-- TEKS PILIHAN --
━━━━

Krisis, dimana suatu ketidakstabilan (unstabilitiez) terjadi, Contoh dalam ekonomi; ketika terjadi krisis, dimana periode kemakmuran (prosperity) itu berakhir yang ditandai dengan kenaikan harga, inflasi dan spekulasi. Krisis berarti keadaan yang berbahaya, keadaan dimana ketidakstabilan terjadi dalam perspektif luasnya.
Dalam Kamus Besar Bahasa Indonesia: identitas berarti ciri-ciri atau keadaan khusus seseorang atau suatu benda; bisa dibilang jatidiri. Dalam pemahaman psikologi konsep identitas adalah suatu kesadaran akan kesatuan dan kesinambungan pribadi, pada keyakinan yang pada dasarnya tetap tinggal sama selama seluruh jalan perkembangan hidup kendatipun terjadi segala macam perubahan. Menambahkan bahwa pembentukan identitas adalah suatu proses yang terjadi dalam inti dari pribadi, dan juga di tengah-tengah masyarakat (Erikson). Sedangkan krisis identitas berarti keadaan terjadinya kemerosotan, ketidakstabilan identitas pada diri manusianya.
Kesatuan dan kesinambungan hidup di sini mengganggap bahwa seseorang yang mempunyai pendirian teguh akan suatu hal yang dianggap benar, terus-menerus dipertahankan dalam hidup meskipun faktor luar dan dalam mengikis akan identitas seseorang tersebut. Bisa dibilang hampir sama dengan idealisme namun ada perbedaaan di dalamnya.
Krisis identitas sangat berbahaya bagi manusia khususnya mahasiswa, dikarenakan masa-masa seperti ini rentang sekali perubahan terjadi padanya. Bahaya krisis identitas meliputi; identitas yang negatif, kekacauaun perspektif waktu, pelumpuhan kerja atau gangguan kesanggupan berprestasi, kebingungan identitas dan kekacauan peran.

━━━━

-- DATA HASIL EKSTRAKSI --
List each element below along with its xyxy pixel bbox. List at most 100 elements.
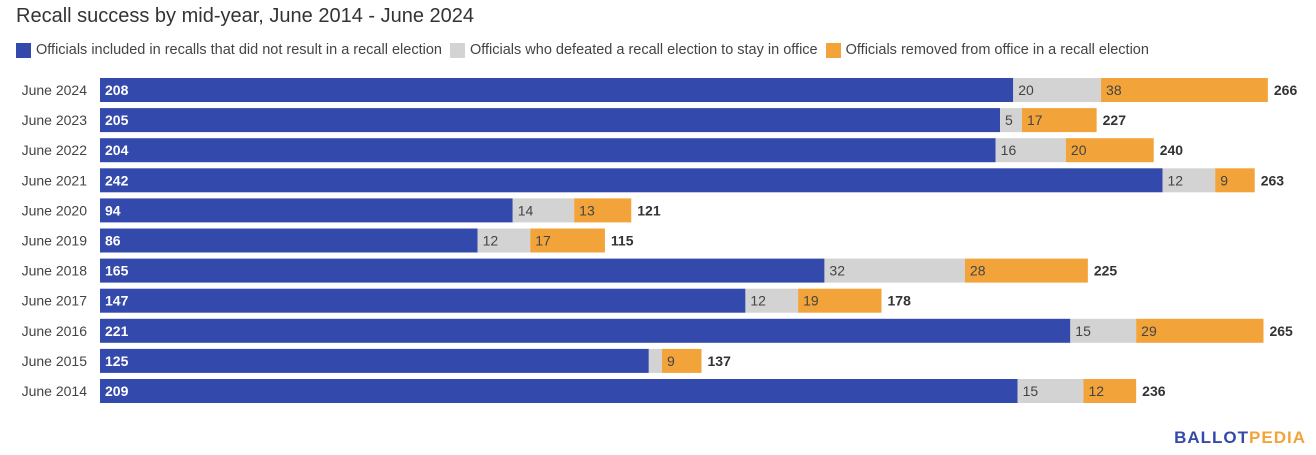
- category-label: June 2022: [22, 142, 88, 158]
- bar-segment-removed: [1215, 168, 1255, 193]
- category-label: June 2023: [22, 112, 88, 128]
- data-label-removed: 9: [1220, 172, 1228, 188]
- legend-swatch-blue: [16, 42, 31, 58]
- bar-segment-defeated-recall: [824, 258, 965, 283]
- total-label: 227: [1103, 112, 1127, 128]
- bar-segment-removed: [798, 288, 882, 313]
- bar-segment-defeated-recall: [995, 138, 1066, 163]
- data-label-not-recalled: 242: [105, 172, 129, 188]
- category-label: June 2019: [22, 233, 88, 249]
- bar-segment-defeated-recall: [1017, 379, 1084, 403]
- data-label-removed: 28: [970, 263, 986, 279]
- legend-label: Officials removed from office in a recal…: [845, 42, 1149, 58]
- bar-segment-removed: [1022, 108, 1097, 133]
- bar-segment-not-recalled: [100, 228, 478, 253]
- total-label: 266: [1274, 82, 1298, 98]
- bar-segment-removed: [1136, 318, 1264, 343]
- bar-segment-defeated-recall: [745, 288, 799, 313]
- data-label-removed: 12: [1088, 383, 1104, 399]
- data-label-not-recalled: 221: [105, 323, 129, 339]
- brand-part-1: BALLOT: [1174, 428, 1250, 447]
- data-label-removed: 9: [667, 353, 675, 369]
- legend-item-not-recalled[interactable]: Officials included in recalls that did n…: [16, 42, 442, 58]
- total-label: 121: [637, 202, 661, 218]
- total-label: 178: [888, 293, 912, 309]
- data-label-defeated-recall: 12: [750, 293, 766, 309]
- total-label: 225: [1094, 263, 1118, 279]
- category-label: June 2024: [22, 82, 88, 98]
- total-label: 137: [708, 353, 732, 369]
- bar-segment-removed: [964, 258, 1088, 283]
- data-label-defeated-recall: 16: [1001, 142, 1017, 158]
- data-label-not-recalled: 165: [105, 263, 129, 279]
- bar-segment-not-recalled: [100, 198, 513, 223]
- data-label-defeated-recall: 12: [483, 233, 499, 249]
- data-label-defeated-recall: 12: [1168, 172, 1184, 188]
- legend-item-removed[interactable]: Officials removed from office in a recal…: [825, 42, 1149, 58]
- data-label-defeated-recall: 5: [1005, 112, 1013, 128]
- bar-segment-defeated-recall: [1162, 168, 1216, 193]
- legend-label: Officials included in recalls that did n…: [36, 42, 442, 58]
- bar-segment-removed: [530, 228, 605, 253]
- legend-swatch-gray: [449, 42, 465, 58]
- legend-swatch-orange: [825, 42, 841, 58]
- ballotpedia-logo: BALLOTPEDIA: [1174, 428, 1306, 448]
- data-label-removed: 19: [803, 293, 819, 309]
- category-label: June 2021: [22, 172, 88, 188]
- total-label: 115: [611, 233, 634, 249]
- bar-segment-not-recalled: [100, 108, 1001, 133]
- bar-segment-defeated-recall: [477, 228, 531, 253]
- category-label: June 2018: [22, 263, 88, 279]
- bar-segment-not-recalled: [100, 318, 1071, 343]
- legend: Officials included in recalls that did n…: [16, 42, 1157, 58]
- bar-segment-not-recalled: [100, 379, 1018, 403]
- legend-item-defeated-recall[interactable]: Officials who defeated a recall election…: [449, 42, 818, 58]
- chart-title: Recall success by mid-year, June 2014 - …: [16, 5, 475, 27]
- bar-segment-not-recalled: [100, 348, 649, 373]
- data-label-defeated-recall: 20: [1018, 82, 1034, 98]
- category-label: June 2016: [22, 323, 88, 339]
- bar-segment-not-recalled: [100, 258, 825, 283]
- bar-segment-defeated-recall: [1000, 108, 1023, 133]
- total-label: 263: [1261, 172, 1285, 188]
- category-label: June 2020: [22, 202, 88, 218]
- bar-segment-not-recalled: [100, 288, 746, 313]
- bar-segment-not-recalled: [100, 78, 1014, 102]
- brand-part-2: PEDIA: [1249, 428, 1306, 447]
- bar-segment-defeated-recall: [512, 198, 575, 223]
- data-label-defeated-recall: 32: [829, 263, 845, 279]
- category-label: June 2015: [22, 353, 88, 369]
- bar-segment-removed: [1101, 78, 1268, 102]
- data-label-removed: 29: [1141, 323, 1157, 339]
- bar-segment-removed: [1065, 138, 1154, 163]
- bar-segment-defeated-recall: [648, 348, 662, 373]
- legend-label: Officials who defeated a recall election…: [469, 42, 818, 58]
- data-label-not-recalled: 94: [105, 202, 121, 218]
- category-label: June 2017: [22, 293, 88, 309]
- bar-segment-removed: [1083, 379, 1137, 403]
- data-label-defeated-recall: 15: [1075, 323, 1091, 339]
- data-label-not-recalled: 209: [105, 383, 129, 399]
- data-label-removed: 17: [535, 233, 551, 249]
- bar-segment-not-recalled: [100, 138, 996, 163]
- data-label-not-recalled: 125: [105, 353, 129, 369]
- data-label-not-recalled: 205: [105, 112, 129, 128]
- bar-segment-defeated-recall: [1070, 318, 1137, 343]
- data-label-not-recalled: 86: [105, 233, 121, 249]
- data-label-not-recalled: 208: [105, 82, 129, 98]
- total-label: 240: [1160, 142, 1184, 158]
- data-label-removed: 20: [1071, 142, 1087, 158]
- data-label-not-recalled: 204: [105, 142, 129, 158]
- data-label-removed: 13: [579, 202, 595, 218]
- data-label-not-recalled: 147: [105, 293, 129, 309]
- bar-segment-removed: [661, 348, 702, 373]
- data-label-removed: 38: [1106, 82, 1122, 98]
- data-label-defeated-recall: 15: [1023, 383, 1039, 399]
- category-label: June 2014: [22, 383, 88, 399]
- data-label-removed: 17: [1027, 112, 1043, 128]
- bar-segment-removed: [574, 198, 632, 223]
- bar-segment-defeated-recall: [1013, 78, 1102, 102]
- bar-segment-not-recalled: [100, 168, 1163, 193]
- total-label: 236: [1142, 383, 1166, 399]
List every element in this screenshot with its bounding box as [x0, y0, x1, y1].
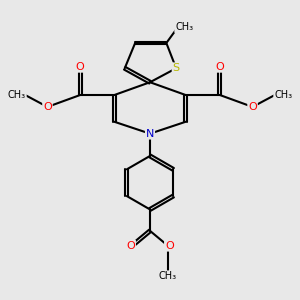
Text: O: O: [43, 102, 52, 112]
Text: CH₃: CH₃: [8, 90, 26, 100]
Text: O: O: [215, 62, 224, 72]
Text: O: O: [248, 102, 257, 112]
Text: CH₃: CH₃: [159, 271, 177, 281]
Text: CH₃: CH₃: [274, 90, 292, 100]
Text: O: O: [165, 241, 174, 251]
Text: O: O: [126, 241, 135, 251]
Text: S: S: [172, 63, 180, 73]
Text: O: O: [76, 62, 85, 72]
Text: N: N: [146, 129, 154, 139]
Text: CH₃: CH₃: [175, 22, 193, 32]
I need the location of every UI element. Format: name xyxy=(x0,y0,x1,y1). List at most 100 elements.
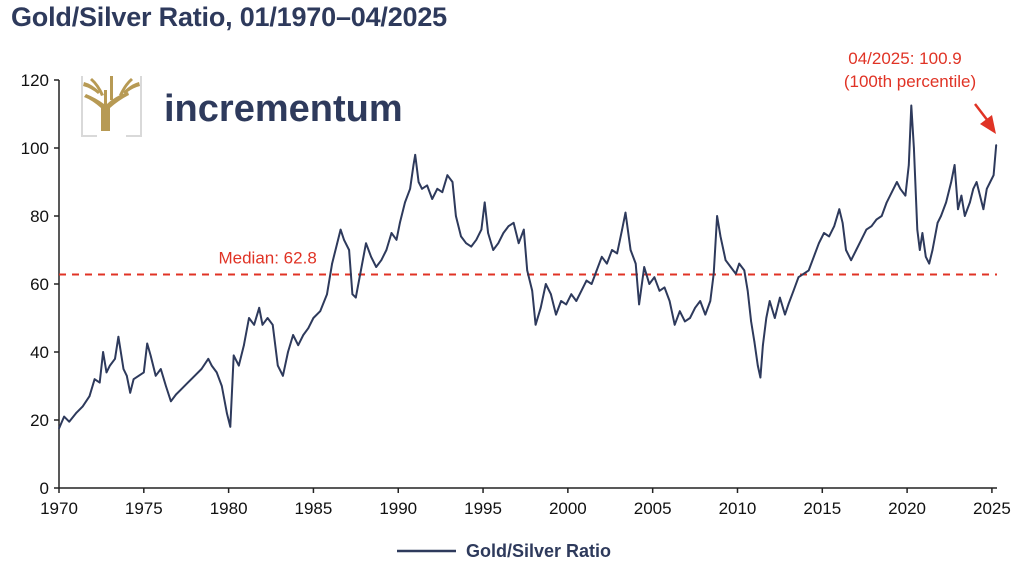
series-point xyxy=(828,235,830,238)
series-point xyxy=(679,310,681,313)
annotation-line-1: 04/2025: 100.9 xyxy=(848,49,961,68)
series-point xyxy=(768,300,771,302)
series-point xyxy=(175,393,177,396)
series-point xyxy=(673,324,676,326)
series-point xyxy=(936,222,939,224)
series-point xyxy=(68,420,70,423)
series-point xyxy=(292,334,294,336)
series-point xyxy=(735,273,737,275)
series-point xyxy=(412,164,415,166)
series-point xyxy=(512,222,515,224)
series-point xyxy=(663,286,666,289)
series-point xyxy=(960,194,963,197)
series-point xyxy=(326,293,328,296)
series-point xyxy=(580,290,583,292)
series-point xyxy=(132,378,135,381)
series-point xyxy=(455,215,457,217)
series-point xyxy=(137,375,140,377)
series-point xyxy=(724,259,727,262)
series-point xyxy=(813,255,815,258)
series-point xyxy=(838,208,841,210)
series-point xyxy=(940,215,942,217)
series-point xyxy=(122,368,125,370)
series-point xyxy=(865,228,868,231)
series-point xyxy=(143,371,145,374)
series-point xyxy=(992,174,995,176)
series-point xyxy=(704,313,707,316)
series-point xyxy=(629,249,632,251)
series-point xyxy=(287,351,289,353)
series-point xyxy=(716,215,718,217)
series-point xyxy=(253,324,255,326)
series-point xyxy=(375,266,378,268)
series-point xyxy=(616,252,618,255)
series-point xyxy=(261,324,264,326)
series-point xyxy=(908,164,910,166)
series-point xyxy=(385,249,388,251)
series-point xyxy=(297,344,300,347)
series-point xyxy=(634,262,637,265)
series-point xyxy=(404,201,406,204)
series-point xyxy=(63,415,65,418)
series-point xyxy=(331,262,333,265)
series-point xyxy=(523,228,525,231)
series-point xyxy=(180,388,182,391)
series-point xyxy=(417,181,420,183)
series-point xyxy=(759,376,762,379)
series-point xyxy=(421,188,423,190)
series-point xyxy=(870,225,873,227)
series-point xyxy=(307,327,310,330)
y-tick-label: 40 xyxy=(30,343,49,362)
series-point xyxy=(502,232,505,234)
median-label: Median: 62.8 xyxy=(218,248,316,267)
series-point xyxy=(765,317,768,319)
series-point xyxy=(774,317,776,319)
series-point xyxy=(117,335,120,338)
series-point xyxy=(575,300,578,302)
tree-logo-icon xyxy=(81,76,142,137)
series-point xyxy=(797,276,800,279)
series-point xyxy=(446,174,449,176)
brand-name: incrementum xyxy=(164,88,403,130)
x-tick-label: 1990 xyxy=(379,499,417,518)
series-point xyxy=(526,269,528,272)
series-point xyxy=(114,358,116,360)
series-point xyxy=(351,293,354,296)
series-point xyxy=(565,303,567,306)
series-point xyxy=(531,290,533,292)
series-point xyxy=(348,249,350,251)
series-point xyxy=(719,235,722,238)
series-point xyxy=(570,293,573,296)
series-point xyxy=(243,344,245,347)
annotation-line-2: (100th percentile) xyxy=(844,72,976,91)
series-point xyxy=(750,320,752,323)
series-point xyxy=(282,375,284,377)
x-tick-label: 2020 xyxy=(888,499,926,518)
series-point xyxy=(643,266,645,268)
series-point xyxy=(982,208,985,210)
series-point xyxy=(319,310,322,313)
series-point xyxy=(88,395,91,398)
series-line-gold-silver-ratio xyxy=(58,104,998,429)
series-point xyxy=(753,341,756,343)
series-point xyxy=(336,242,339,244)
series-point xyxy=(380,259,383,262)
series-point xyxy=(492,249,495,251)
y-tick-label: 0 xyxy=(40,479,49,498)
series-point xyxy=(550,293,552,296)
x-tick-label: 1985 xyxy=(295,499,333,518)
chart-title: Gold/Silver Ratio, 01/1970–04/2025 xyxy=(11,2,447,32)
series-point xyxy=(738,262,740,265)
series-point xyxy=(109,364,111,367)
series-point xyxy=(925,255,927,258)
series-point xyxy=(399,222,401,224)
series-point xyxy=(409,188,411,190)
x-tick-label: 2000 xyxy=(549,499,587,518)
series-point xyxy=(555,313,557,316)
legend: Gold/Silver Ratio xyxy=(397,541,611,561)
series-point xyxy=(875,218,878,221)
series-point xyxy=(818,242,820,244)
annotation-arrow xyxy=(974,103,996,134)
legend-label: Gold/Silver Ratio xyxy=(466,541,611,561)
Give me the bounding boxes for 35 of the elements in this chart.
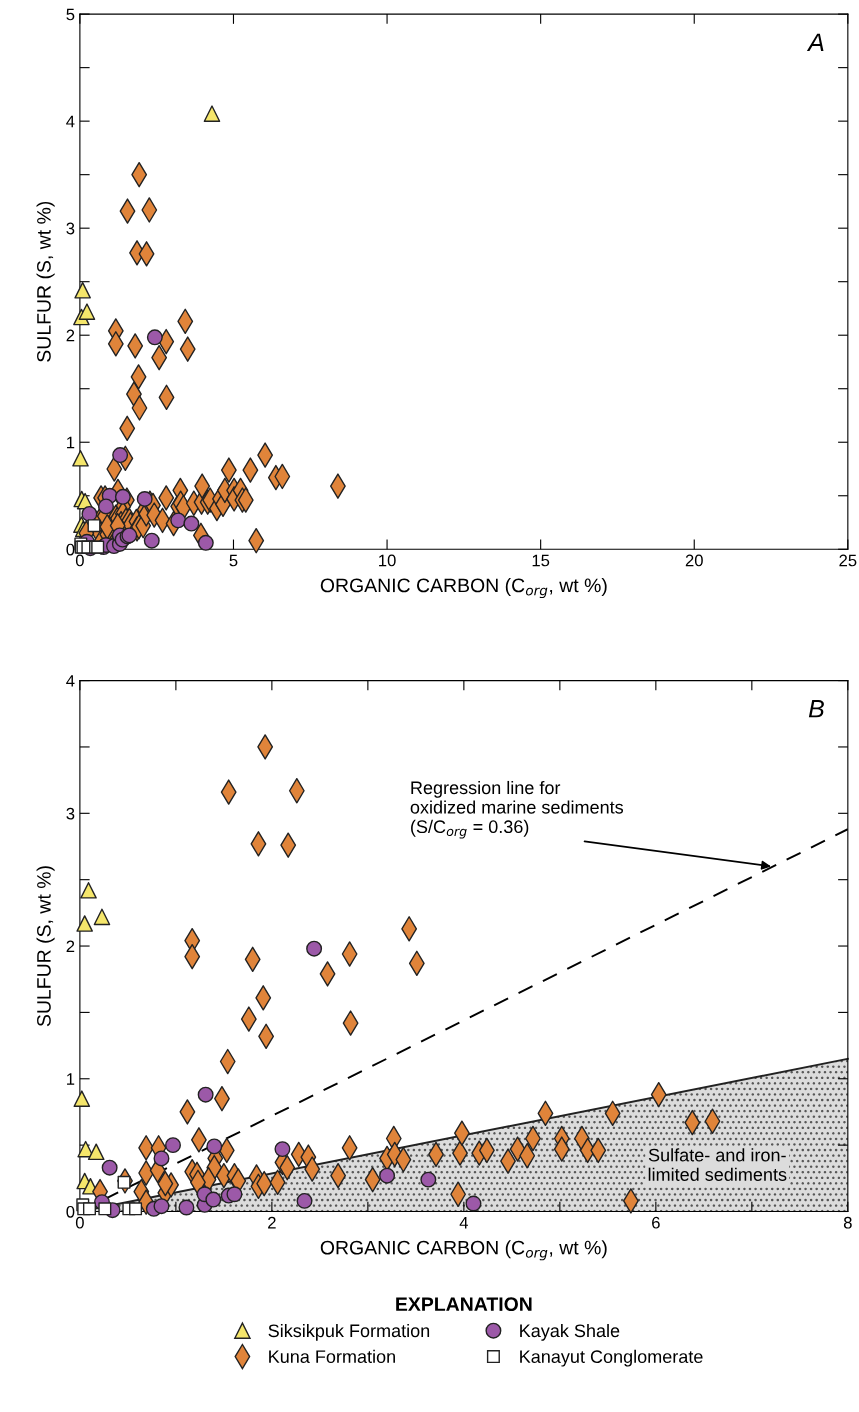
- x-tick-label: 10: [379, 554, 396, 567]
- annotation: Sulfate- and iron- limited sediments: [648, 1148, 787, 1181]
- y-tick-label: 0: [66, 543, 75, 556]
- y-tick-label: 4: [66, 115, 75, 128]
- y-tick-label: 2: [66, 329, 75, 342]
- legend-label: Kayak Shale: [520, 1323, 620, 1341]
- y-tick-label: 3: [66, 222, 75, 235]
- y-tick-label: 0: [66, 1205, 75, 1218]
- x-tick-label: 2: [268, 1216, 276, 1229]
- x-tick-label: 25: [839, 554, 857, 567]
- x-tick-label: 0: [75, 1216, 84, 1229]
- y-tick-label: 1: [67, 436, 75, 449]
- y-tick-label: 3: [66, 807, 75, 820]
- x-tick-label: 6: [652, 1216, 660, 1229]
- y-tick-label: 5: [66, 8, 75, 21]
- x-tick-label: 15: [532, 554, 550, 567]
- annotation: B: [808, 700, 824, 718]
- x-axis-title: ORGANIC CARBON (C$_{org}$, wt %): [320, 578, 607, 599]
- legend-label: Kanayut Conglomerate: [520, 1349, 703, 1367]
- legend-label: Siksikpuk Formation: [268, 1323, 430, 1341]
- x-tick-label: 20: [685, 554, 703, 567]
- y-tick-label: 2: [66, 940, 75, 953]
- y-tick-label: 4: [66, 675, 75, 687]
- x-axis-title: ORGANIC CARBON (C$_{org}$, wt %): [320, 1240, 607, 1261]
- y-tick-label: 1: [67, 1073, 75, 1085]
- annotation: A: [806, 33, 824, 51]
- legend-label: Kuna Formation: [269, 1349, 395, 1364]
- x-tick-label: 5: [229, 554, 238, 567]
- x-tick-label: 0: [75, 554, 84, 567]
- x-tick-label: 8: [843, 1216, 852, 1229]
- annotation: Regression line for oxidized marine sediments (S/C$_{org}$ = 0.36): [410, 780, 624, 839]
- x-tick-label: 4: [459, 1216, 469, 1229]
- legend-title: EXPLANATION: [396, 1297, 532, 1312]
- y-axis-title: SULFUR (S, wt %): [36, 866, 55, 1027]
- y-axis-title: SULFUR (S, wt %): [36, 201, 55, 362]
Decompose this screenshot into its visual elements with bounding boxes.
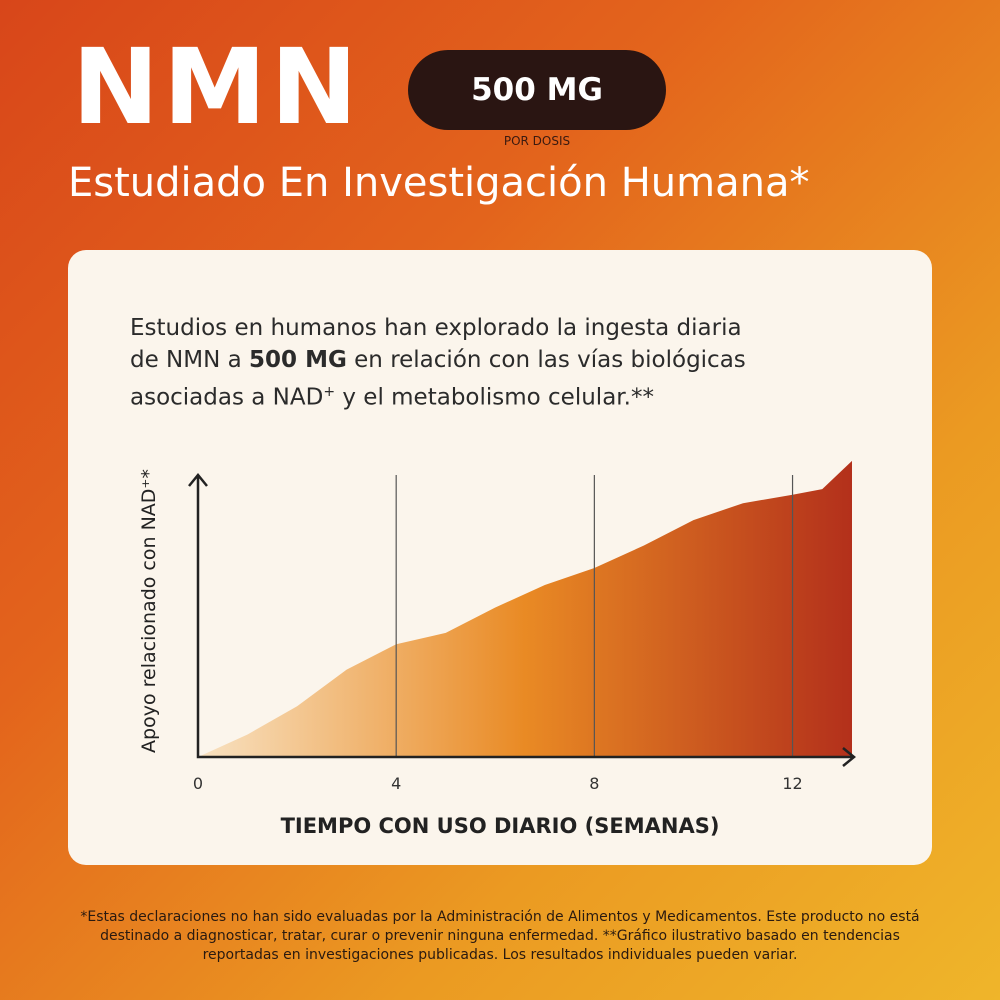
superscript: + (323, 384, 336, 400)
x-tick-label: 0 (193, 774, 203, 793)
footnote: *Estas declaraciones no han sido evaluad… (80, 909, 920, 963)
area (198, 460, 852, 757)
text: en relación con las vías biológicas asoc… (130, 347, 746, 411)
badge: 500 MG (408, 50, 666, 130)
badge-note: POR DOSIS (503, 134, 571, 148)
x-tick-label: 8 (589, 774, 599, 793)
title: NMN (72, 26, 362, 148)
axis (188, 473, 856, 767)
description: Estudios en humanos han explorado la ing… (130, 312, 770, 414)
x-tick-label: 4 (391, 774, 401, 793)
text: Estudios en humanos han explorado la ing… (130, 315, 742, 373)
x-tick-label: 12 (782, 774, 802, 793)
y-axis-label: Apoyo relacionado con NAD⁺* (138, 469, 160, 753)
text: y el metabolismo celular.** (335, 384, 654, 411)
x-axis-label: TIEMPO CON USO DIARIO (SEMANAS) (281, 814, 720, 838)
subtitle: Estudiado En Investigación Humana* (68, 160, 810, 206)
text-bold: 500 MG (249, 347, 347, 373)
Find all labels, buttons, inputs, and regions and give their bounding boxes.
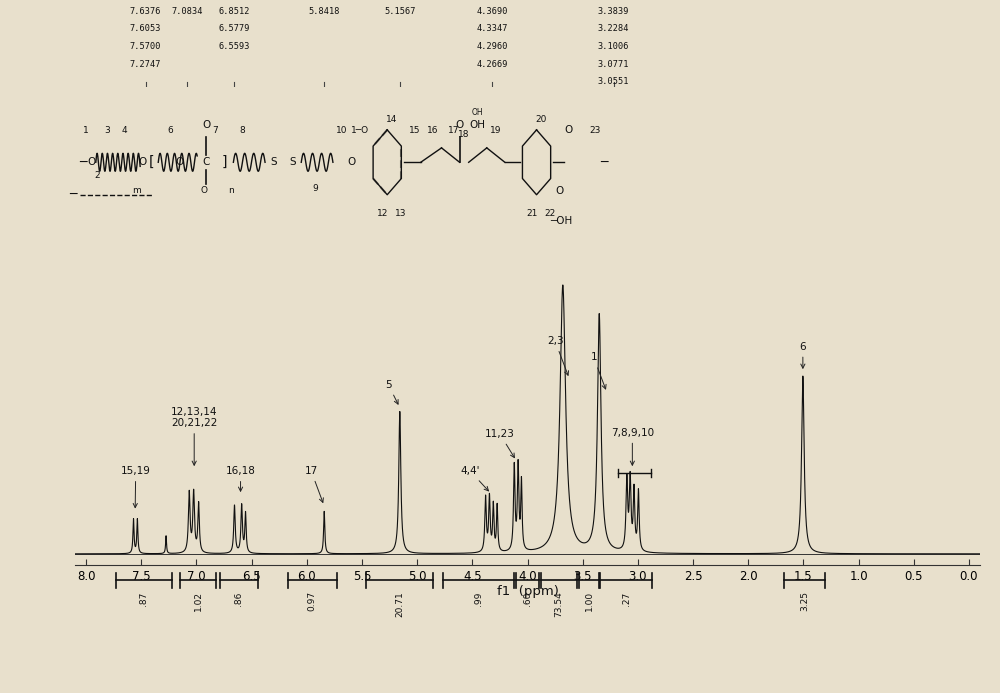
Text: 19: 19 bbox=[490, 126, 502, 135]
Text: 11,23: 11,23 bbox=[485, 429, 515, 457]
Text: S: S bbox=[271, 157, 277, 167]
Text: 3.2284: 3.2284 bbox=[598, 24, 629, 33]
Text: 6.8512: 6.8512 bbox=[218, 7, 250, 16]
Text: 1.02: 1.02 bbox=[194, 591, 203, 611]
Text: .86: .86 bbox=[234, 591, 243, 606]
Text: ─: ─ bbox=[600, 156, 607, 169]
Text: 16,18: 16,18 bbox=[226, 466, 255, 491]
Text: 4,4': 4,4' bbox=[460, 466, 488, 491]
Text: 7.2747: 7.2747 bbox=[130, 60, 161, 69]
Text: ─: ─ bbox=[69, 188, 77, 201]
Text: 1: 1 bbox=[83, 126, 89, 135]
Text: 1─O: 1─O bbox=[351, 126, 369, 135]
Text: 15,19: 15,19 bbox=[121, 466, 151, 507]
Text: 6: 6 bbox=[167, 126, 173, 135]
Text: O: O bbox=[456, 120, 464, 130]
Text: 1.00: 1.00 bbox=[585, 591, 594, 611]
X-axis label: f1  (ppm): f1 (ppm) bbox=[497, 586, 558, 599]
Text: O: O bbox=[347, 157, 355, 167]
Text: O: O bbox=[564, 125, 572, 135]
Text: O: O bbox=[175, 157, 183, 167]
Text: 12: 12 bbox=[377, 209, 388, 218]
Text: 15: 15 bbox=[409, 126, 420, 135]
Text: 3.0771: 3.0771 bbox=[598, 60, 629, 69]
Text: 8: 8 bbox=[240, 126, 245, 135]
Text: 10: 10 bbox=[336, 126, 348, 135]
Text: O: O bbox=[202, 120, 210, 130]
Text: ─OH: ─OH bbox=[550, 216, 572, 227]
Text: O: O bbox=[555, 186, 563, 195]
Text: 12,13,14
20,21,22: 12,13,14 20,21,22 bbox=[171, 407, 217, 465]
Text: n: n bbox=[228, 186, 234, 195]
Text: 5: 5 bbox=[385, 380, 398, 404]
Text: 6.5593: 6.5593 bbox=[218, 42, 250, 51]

━━━━

-- YANG HARUS DIKERJAKAN --
**1)** Menurut teks tentang krisis identitas, apa arti identitas dalam Kamus Besar Bahasa Indonesia?
**2)** Tolong lanjutkan teks tentang krisis identitas mulai sesudah kalimat terakhirnya.
Data tersebut tidak berkaitan dengan teks tentang krisis identitas.

-- HASIL AKHIR --
**1)** Ciri-ciri atau keadaan khusus seseorang atau suatu benda.

**2)**
Kita sebagai mahasiswa melihat bahaya krisis identitas harus benar-benar ditanggapi secara serius, karena bisa berdampak kedepannya. Ambil contoh, identitas seseorang sebagai mahasiswa, di sini identitas mahasiswa berperan sebagai akademisi yang mempunyai daya intelektual tinggi. Ketika bahaya krisis melanda mahasiswa tentunya daya intelektualnya akan terganggu, banyak mahasiswa yang kuliah hanya sebatas pemenuhan kewajiban, bukan membangun karakter (caracter buliding), dan pengubahan pola pikir.
Mahasiswa sepatutnyalah mempunyai pola pikir yang berbeda dengan yang lainnya, hal itu harus benar-benar ditegakkan untuk mempunyai daya intelektual yang luas, karena mahasiswa merupakan generasi yang segar, militan, berpikir bebas sebagai generasi penerus bangsa ini. Banyak hal yang harus dilakukkan agar daya intelektual itu muncul, tidak sekedar belajar di dalam kelas, ranah yang lainpun perlu dijamah. Diskusi perihal ilmu contohnya, pengembangan minat dan bakat serta berbagai macam penelitian dan kreatifitas.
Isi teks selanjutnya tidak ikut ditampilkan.